[start Data listing]

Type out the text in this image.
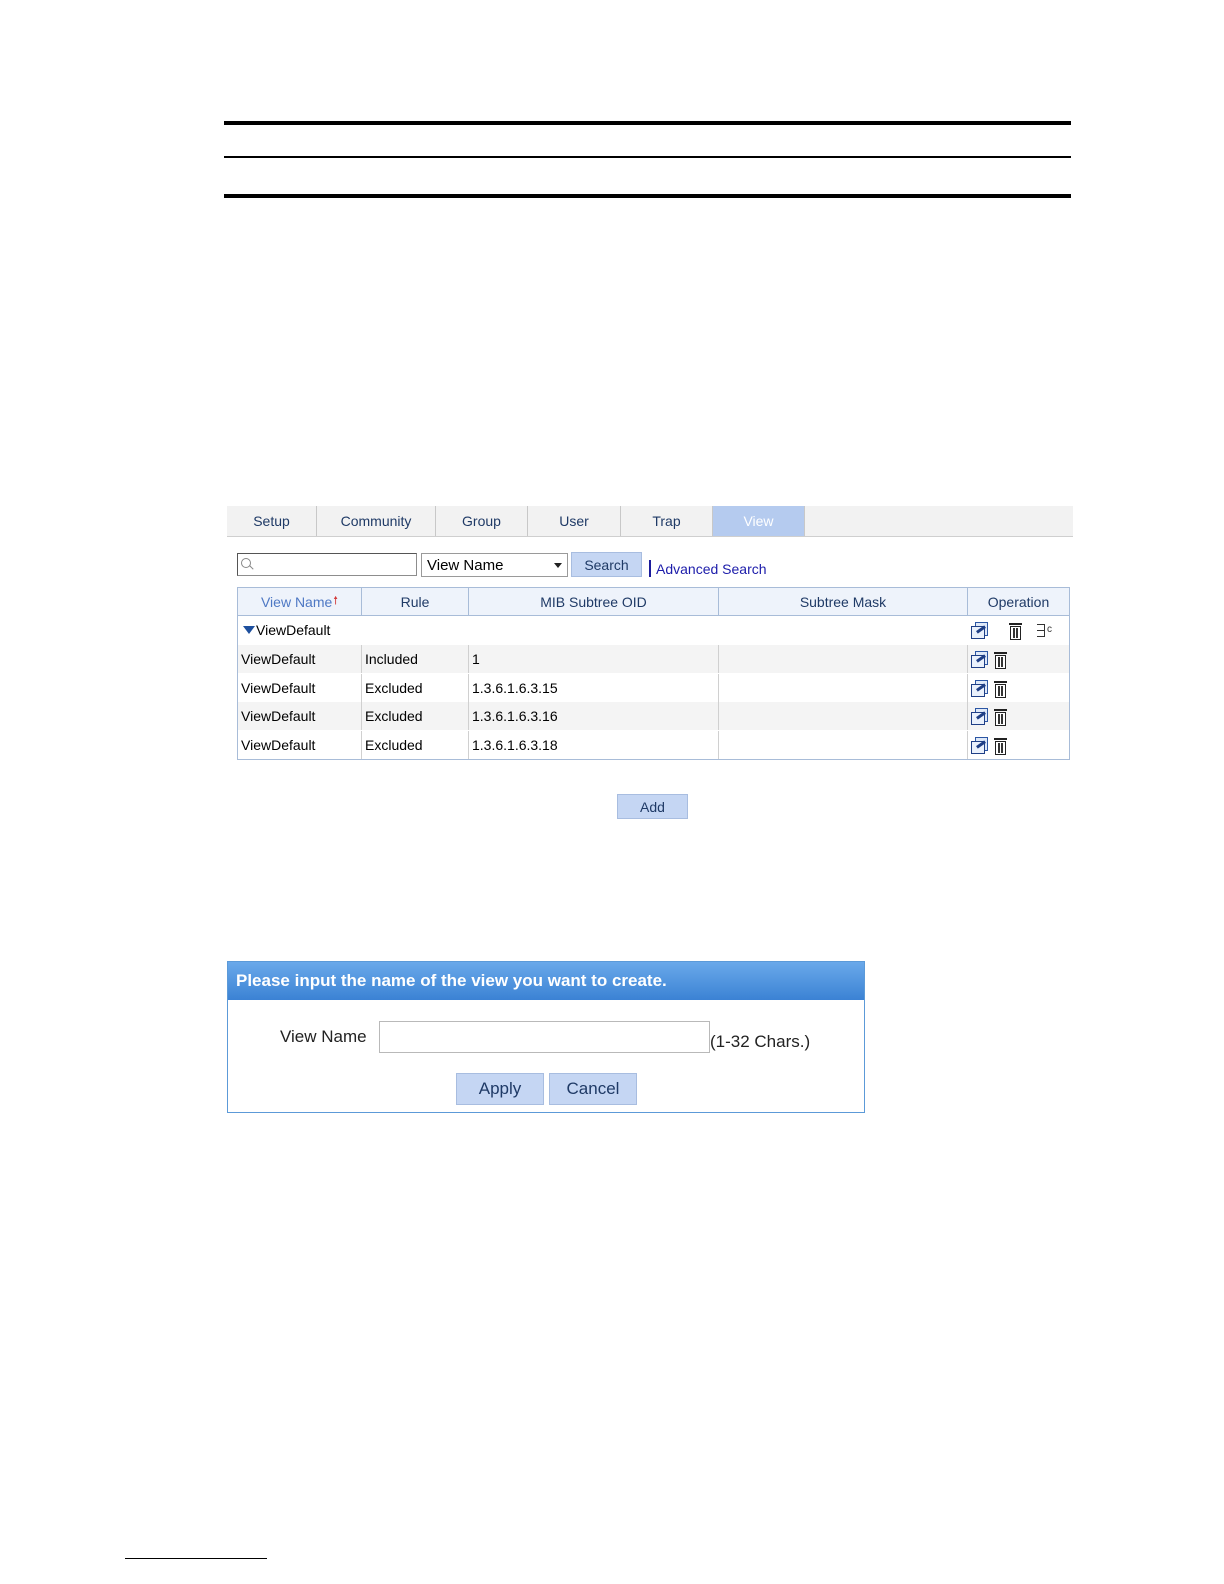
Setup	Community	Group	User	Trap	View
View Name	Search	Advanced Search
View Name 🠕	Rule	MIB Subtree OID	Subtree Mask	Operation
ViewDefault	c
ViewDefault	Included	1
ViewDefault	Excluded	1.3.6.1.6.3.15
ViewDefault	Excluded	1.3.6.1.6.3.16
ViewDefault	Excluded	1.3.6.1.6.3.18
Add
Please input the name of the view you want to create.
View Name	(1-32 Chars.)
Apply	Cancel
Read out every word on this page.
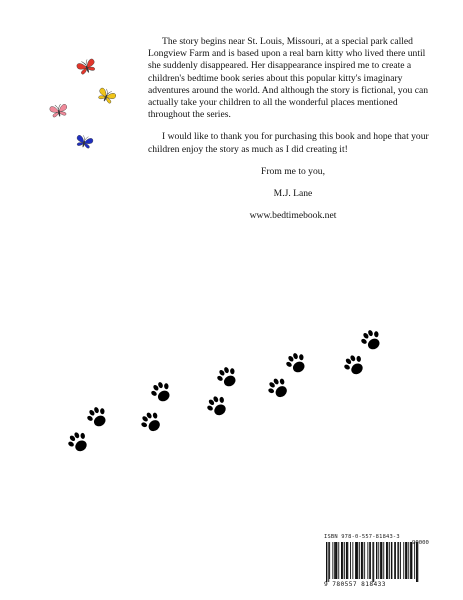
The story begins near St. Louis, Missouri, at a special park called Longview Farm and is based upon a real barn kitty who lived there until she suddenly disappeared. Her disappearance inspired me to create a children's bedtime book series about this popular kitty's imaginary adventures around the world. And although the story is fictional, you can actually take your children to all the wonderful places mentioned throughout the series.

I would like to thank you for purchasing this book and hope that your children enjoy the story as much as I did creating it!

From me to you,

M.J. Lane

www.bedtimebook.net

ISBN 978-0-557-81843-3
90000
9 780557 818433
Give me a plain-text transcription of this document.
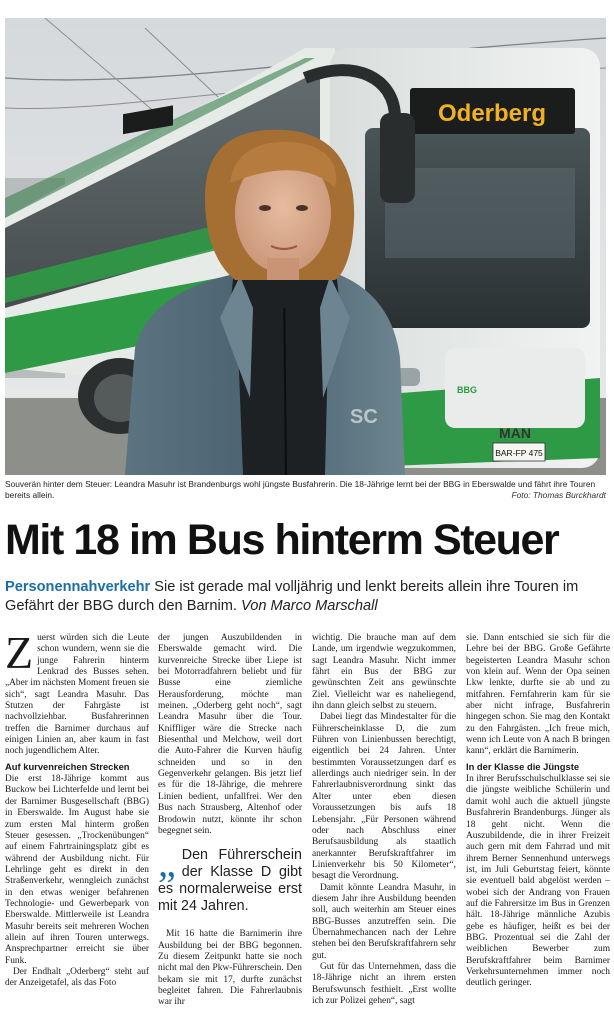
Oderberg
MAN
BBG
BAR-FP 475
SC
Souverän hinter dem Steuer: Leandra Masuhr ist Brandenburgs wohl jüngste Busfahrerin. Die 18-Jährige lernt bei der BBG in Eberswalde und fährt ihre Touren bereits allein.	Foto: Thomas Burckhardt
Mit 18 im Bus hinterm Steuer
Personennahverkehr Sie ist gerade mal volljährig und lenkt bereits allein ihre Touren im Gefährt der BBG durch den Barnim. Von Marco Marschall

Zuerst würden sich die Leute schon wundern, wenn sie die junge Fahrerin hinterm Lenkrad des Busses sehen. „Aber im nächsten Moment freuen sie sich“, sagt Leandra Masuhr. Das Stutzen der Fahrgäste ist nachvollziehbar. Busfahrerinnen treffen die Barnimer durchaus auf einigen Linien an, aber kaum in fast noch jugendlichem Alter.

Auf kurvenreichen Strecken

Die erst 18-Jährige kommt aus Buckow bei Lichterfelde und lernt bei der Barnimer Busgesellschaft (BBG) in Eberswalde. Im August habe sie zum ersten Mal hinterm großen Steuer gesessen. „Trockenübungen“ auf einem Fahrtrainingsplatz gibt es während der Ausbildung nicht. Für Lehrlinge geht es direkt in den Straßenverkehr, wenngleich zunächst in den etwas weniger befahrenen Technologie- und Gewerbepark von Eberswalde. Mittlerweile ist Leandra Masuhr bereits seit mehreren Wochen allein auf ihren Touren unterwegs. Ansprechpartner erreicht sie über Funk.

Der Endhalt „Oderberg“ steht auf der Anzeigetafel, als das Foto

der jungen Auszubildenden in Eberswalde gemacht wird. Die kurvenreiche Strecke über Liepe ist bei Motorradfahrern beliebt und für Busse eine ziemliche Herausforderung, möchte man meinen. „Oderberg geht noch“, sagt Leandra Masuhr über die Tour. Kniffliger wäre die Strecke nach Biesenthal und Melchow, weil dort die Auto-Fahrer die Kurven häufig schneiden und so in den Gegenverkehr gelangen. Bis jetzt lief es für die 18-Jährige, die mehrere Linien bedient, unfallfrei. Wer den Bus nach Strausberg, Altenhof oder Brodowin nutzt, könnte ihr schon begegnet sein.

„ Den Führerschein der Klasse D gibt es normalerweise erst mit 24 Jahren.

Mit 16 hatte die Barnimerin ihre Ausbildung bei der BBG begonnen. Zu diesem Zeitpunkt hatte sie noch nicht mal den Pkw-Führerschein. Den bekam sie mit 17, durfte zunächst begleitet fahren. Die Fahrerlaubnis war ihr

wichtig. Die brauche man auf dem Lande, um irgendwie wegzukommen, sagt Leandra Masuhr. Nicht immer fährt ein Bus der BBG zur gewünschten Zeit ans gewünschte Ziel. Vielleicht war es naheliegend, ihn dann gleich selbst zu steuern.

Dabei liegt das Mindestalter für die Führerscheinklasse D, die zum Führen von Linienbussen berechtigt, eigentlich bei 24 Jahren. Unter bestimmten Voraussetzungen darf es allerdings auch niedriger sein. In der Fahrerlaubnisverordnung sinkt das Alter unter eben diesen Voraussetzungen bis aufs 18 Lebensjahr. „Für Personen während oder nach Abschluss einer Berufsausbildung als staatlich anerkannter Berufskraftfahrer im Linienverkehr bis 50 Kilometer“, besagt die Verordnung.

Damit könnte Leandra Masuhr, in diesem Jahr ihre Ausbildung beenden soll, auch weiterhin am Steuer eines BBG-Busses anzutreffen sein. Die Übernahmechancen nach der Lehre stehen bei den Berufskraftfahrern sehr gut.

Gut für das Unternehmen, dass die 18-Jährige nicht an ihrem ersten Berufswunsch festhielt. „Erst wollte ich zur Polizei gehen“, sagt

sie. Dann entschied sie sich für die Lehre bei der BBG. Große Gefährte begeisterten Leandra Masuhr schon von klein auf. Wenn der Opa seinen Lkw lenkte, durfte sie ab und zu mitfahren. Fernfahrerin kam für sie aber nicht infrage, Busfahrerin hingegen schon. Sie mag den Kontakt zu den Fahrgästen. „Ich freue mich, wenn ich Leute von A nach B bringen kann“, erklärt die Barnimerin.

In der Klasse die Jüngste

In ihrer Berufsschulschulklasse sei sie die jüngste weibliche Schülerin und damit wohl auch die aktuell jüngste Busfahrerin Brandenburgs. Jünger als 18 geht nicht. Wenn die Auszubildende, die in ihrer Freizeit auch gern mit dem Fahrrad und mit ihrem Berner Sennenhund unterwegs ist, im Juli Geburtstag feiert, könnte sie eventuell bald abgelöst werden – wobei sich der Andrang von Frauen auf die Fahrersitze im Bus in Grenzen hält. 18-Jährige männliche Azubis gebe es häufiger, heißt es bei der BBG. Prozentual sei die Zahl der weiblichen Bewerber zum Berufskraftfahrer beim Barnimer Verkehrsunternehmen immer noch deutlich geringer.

[end Data listing]

• To do:
Of the lines above, how many hold the string "wohl"? Answer with only the number.

• Answer to the exercise:
2